Print every record below exactly as written.

......

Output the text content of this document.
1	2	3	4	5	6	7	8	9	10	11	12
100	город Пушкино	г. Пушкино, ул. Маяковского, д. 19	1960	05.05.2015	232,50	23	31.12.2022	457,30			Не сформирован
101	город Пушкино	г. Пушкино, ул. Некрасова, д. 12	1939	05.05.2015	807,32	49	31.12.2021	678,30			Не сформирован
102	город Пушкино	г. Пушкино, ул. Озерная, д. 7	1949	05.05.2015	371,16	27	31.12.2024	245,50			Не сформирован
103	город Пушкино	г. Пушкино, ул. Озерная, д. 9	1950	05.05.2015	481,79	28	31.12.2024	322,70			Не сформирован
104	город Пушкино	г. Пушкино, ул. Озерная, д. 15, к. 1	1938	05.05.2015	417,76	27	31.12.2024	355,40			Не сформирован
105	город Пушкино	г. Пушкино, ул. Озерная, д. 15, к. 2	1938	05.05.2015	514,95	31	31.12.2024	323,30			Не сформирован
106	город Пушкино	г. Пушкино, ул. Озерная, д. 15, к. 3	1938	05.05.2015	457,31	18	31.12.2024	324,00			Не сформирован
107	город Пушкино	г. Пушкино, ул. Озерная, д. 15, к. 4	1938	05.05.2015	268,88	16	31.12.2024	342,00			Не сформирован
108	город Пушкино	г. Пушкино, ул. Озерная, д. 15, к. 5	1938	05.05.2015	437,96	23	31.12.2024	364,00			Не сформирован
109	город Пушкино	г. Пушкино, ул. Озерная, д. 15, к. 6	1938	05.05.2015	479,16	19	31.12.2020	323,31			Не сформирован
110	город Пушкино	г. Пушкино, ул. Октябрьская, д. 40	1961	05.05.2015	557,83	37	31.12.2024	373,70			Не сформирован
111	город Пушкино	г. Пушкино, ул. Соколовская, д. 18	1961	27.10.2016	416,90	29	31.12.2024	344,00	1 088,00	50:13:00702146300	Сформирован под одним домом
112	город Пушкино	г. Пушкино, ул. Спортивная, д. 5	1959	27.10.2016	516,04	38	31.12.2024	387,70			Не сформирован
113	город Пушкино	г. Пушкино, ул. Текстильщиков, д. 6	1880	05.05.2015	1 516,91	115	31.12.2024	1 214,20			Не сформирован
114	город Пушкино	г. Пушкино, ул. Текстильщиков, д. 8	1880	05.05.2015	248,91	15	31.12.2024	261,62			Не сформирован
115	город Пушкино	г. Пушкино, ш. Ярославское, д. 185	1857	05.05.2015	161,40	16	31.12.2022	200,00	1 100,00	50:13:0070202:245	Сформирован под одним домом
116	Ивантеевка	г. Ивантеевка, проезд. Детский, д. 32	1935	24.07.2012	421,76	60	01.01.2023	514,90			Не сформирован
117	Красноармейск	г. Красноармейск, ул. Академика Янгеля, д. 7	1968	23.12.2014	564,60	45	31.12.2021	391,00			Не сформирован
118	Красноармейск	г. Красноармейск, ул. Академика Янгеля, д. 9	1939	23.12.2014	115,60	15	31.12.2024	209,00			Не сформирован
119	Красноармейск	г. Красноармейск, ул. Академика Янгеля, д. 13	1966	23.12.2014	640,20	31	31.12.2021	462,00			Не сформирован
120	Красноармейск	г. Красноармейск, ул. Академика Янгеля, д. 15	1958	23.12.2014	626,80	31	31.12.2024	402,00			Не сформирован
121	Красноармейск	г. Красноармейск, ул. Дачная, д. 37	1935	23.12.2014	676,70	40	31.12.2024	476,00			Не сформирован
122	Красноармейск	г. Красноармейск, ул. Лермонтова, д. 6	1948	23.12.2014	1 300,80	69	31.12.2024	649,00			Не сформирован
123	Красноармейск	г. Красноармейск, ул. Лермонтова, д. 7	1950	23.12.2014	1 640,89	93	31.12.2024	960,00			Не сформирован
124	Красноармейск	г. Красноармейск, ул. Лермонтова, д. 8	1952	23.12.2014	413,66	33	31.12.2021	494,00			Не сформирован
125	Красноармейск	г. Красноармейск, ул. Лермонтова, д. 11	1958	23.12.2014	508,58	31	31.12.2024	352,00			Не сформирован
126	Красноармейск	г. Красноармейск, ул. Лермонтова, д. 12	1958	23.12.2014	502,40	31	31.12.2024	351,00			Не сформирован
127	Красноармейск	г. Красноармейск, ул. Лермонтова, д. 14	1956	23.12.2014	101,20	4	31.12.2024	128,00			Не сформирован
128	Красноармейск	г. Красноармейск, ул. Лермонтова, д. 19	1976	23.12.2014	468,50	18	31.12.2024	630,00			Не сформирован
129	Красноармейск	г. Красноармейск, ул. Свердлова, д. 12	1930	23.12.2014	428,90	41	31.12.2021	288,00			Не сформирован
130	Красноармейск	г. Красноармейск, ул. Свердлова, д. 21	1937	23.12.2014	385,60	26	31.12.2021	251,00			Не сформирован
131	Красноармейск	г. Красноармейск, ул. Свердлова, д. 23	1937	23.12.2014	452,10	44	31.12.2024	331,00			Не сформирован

......

WRITTEN RESPONSE >>
Output the text content of this document.
1	2	3	4	5	6	7	8	9	10	11	12
100	город Пушкино	г. Пушкино, ул. Маяковского, д. 19	1960	05.05.2015	232,50	23	31.12.2022	457,30			Не сформирован
101	город Пушкино	г. Пушкино, ул. Некрасова, д. 12	1939	05.05.2015	807,32	49	31.12.2021	678,30			Не сформирован
102	город Пушкино	г. Пушкино, ул. Озерная, д. 7	1949	05.05.2015	371,16	27	31.12.2024	245,50			Не сформирован
103	город Пушкино	г. Пушкино, ул. Озерная, д. 9	1950	05.05.2015	481,79	28	31.12.2024	322,70			Не сформирован
104	город Пушкино	г. Пушкино, ул. Озерная, д. 15, к. 1	1938	05.05.2015	417,76	27	31.12.2024	355,40			Не сформирован
105	город Пушкино	г. Пушкино, ул. Озерная, д. 15, к. 2	1938	05.05.2015	514,95	31	31.12.2024	323,30			Не сформирован
106	город Пушкино	г. Пушкино, ул. Озерная, д. 15, к. 3	1938	05.05.2015	457,31	18	31.12.2024	324,00			Не сформирован
107	город Пушкино	г. Пушкино, ул. Озерная, д. 15, к. 4	1938	05.05.2015	268,88	16	31.12.2024	342,00			Не сформирован
108	город Пушкино	г. Пушкино, ул. Озерная, д. 15, к. 5	1938	05.05.2015	437,96	23	31.12.2024	364,00			Не сформирован
109	город Пушкино	г. Пушкино, ул. Озерная, д. 15, к. 6	1938	05.05.2015	479,16	19	31.12.2020	323,31			Не сформирован
110	город Пушкино	г. Пушкино, ул. Октябрьская, д. 40	1961	05.05.2015	557,83	37	31.12.2024	373,70			Не сформирован
111	город Пушкино	г. Пушкино, ул. Соколовская, д. 18	1961	27.10.2016	416,90	29	31.12.2024	344,00	1 088,00	50:13:00702146300	Сформирован под одним домом
112	город Пушкино	г. Пушкино, ул. Спортивная, д. 5	1959	27.10.2016	516,04	38	31.12.2024	387,70			Не сформирован
113	город Пушкино	г. Пушкино, ул. Текстильщиков, д. 6	1880	05.05.2015	1 516,91	115	31.12.2024	1 214,20			Не сформирован
114	город Пушкино	г. Пушкино, ул. Текстильщиков, д. 8	1880	05.05.2015	248,91	15	31.12.2024	261,62			Не сформирован
115	город Пушкино	г. Пушкино, ш. Ярославское, д. 185	1857	05.05.2015	161,40	16	31.12.2022	200,00	1 100,00	50:13:0070202:245	Сформирован под одним домом
116	Ивантеевка	г. Ивантеевка, проезд. Детский, д. 32	1935	24.07.2012	421,76	60	01.01.2023	514,90			Не сформирован
117	Красноармейск	г. Красноармейск, ул. Академика Янгеля, д. 7	1968	23.12.2014	564,60	45	31.12.2021	391,00			Не сформирован
118	Красноармейск	г. Красноармейск, ул. Академика Янгеля, д. 9	1939	23.12.2014	115,60	15	31.12.2024	209,00			Не сформирован
119	Красноармейск	г. Красноармейск, ул. Академика Янгеля, д. 13	1966	23.12.2014	640,20	31	31.12.2021	462,00			Не сформирован
120	Красноармейск	г. Красноармейск, ул. Академика Янгеля, д. 15	1958	23.12.2014	626,80	31	31.12.2024	402,00			Не сформирован
121	Красноармейск	г. Красноармейск, ул. Дачная, д. 37	1935	23.12.2014	676,70	40	31.12.2024	476,00			Не сформирован
122	Красноармейск	г. Красноармейск, ул. Лермонтова, д. 6	1948	23.12.2014	1 300,80	69	31.12.2024	649,00			Не сформирован
123	Красноармейск	г. Красноармейск, ул. Лермонтова, д. 7	1950	23.12.2014	1 640,89	93	31.12.2024	960,00			Не сформирован
124	Красноармейск	г. Красноармейск, ул. Лермонтова, д. 8	1952	23.12.2014	413,66	33	31.12.2021	494,00			Не сформирован
125	Красноармейск	г. Красноармейск, ул. Лермонтова, д. 11	1958	23.12.2014	508,58	31	31.12.2024	352,00			Не сформирован
126	Красноармейск	г. Красноармейск, ул. Лермонтова, д. 12	1958	23.12.2014	502,40	31	31.12.2024	351,00			Не сформирован
127	Красноармейск	г. Красноармейск, ул. Лермонтова, д. 14	1956	23.12.2014	101,20	4	31.12.2024	128,00			Не сформирован
128	Красноармейск	г. Красноармейск, ул. Лермонтова, д. 19	1976	23.12.2014	468,50	18	31.12.2024	630,00			Не сформирован
129	Красноармейск	г. Красноармейск, ул. Свердлова, д. 12	1930	23.12.2014	428,90	41	31.12.2021	288,00			Не сформирован
130	Красноармейск	г. Красноармейск, ул. Свердлова, д. 21	1937	23.12.2014	385,60	26	31.12.2021	251,00			Не сформирован
131	Красноармейск	г. Красноармейск, ул. Свердлова, д. 23	1937	23.12.2014	452,10	44	31.12.2024	331,00			Не сформирован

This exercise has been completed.